(Data entries)
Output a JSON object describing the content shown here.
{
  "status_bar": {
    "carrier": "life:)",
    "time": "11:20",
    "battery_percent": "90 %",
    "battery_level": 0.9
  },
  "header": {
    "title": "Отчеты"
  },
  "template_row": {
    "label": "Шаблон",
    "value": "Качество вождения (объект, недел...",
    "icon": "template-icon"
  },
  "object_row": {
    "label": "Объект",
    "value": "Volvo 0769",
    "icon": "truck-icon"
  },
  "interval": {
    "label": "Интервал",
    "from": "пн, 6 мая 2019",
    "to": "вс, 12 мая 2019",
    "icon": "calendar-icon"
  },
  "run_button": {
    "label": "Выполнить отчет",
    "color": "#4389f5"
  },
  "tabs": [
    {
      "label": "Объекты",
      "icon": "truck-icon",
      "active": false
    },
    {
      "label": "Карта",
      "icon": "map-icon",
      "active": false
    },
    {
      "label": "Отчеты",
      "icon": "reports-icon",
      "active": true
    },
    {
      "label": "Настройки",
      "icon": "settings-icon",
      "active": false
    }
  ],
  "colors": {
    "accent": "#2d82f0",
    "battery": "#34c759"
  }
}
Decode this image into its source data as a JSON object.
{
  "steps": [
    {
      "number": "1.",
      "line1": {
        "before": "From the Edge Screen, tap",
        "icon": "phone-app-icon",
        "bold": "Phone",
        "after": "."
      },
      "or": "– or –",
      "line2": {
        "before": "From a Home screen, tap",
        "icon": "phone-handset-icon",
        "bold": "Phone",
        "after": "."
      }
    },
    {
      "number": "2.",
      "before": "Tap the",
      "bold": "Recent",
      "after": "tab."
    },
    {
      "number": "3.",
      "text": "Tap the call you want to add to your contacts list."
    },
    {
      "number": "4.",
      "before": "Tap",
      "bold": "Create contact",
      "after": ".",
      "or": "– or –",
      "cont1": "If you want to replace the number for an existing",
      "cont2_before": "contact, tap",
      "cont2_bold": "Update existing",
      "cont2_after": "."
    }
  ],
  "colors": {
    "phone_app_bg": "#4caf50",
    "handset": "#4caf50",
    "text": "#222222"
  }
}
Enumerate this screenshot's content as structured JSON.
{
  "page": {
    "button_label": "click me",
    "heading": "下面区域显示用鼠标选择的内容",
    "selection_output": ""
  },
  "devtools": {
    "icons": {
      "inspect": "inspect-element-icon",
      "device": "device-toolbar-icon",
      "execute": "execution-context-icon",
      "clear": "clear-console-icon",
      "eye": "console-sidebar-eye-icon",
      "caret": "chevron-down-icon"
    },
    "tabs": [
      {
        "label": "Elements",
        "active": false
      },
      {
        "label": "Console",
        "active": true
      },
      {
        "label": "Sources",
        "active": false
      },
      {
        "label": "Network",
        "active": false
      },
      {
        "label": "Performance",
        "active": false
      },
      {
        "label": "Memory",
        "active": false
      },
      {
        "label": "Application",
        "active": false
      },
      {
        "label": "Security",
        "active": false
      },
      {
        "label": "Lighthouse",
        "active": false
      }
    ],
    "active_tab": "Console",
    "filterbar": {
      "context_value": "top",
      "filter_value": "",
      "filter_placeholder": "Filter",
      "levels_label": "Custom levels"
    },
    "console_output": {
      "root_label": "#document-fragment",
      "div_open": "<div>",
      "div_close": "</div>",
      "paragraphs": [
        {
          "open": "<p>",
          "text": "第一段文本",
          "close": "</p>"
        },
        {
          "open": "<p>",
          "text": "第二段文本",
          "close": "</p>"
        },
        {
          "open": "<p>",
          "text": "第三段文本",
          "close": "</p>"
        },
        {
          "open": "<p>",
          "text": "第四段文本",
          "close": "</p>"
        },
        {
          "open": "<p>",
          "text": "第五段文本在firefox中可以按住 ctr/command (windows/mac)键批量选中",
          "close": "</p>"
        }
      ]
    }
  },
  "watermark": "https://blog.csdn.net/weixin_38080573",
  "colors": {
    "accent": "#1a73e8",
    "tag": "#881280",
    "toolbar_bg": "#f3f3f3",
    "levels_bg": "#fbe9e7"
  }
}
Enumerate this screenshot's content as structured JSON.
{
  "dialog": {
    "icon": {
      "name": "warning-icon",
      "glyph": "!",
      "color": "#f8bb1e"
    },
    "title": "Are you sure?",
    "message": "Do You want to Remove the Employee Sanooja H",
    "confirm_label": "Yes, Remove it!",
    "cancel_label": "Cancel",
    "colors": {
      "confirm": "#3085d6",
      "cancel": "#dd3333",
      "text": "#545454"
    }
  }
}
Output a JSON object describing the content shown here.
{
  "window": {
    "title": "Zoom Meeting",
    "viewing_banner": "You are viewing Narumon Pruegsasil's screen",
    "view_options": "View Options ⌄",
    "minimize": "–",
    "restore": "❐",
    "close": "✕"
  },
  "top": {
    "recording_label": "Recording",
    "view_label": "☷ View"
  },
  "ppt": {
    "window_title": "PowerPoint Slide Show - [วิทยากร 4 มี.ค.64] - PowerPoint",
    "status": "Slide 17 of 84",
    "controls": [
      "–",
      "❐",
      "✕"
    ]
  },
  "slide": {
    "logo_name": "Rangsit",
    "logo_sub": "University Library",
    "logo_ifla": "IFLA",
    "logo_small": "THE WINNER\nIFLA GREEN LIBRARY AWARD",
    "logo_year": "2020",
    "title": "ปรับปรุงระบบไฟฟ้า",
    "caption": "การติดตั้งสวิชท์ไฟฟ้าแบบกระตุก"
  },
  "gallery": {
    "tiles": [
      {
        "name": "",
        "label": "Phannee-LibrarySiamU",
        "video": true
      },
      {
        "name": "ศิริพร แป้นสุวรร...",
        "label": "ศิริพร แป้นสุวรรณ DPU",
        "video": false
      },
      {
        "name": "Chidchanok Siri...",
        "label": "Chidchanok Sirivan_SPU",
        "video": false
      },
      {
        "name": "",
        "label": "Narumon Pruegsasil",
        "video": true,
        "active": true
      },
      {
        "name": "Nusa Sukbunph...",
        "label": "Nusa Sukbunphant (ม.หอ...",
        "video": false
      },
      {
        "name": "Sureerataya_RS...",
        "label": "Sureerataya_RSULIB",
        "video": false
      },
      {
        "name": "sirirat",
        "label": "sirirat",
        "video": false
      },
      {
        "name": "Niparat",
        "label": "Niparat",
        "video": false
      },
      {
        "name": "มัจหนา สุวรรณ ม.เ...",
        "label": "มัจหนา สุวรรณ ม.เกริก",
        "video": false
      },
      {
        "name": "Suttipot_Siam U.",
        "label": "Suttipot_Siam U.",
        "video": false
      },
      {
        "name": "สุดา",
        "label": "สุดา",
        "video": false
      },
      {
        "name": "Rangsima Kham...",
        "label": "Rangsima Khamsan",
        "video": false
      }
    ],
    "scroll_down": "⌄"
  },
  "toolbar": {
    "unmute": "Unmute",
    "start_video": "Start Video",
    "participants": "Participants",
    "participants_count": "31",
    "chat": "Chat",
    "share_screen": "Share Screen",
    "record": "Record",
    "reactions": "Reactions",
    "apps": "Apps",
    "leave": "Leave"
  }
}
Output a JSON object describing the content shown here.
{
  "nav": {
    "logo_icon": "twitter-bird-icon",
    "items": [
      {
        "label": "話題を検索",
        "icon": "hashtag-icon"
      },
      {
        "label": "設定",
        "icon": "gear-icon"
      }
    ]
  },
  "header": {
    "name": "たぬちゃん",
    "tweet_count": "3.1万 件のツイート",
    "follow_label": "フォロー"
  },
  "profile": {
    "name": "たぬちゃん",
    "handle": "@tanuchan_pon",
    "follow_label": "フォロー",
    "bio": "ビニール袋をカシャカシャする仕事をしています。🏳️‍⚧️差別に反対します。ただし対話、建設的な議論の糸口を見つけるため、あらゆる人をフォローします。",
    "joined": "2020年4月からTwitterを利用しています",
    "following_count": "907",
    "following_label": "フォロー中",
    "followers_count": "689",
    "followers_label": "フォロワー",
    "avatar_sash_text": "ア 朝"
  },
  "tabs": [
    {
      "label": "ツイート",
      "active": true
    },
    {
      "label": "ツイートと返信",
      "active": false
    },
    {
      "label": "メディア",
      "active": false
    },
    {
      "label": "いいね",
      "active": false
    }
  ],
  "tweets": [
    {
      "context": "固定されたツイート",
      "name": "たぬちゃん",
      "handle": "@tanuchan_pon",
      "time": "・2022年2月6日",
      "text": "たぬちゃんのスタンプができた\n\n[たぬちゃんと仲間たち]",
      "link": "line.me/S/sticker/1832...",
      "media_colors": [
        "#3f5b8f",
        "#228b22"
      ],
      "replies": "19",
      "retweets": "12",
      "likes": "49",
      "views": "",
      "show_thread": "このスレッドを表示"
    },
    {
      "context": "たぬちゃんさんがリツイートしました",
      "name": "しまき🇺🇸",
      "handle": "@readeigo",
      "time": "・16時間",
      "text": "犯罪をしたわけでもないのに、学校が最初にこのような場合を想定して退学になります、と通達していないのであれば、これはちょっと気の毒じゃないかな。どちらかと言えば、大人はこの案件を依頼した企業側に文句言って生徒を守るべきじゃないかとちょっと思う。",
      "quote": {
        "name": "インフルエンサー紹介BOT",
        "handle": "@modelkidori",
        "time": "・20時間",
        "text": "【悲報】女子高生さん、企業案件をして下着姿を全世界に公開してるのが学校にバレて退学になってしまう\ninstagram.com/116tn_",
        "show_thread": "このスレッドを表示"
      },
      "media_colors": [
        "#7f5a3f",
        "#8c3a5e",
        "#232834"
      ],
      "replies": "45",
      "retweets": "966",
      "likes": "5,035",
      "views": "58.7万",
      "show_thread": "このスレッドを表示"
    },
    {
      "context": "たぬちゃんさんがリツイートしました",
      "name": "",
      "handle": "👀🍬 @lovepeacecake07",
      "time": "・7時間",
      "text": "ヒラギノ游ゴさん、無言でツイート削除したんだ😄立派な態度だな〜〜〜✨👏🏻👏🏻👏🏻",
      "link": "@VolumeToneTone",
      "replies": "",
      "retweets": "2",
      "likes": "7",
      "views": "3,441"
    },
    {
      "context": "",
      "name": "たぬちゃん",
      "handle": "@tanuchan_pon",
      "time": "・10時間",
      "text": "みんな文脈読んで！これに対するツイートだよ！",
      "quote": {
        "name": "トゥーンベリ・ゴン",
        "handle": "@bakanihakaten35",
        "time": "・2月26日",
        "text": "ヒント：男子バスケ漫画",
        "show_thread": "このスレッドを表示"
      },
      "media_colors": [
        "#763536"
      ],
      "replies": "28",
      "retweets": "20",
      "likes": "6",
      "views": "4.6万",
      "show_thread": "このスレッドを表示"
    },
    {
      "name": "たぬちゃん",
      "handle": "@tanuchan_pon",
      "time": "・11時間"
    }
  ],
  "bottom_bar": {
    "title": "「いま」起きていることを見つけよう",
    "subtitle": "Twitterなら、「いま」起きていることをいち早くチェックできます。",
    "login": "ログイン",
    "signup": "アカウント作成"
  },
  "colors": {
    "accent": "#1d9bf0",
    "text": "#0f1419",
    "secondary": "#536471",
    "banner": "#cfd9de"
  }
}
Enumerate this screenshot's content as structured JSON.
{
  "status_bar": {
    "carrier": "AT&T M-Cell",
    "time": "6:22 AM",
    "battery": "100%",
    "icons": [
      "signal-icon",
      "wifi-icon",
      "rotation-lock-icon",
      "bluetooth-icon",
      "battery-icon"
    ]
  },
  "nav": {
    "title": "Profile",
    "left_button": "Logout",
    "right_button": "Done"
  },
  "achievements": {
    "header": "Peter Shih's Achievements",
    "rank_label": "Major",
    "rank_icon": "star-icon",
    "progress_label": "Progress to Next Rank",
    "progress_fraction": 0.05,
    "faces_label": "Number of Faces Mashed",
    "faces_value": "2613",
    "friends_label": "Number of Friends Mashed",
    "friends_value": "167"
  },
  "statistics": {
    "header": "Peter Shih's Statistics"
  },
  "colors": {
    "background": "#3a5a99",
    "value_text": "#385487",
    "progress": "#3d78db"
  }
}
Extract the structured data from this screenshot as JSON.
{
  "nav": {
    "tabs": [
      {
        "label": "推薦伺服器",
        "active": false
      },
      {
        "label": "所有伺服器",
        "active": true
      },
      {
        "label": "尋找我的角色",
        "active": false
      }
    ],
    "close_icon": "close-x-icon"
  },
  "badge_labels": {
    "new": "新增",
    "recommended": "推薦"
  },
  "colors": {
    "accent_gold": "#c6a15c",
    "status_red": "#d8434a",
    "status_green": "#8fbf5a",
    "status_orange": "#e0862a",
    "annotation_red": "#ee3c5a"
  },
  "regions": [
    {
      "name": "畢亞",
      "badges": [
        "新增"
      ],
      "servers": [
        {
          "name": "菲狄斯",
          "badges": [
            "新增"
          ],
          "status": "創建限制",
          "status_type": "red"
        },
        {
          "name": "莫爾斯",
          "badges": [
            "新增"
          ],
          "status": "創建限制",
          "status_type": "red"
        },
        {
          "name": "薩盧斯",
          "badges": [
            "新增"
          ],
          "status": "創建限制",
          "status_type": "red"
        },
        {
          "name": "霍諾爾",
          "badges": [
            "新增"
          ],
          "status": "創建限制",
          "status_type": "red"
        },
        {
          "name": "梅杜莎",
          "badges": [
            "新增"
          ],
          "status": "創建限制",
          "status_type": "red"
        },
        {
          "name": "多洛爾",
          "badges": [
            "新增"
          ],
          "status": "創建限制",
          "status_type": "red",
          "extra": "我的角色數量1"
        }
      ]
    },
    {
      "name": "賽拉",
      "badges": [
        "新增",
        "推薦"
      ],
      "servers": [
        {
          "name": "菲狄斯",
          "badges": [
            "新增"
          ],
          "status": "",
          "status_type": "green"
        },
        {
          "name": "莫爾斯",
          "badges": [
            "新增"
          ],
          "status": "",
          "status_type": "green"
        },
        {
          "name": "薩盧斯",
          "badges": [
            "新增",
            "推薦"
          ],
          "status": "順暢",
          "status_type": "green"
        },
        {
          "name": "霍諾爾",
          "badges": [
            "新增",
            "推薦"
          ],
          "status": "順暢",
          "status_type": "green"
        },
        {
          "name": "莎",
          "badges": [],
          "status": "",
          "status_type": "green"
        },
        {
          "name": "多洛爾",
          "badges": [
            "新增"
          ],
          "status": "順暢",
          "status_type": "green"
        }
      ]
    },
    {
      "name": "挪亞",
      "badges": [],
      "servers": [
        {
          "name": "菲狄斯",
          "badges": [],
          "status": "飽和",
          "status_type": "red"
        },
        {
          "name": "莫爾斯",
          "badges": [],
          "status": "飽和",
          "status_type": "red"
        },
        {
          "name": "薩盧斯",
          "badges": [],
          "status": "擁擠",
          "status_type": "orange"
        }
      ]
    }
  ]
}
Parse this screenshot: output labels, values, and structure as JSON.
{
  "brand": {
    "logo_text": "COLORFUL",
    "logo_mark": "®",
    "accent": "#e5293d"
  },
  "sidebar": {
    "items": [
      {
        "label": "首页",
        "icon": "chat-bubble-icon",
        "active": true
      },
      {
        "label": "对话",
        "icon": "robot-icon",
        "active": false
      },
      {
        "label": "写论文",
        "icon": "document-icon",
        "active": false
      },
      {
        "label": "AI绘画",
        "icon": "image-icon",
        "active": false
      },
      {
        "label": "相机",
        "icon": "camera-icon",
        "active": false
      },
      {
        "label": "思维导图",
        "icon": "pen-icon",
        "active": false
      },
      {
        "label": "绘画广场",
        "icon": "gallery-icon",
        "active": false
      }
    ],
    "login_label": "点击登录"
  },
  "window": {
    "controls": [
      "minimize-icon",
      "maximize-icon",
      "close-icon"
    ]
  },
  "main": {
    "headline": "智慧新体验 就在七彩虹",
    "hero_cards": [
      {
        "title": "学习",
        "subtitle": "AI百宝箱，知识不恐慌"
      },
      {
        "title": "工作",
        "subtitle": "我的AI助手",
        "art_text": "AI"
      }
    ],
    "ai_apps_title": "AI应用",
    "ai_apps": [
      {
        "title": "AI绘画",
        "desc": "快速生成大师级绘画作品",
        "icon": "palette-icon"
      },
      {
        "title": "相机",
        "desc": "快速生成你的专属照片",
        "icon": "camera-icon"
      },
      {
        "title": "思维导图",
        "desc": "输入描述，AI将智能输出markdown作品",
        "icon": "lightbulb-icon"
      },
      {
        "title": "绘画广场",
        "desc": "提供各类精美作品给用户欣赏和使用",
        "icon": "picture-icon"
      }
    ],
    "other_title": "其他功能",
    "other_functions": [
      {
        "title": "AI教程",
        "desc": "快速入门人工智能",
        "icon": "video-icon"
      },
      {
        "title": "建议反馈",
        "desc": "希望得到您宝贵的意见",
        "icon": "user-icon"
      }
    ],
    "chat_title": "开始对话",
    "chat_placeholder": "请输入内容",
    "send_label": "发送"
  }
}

## GOAL OF THE EXERCISE:
Identify the lines of the entries containing the string "จหนา". Copy each such line.

## RESULT OF THE EXERCISE:
        "name": "มัจหนา สุวรรณ ม.เ...",
        "label": "มัจหนา สุวรรณ ม.เกริก",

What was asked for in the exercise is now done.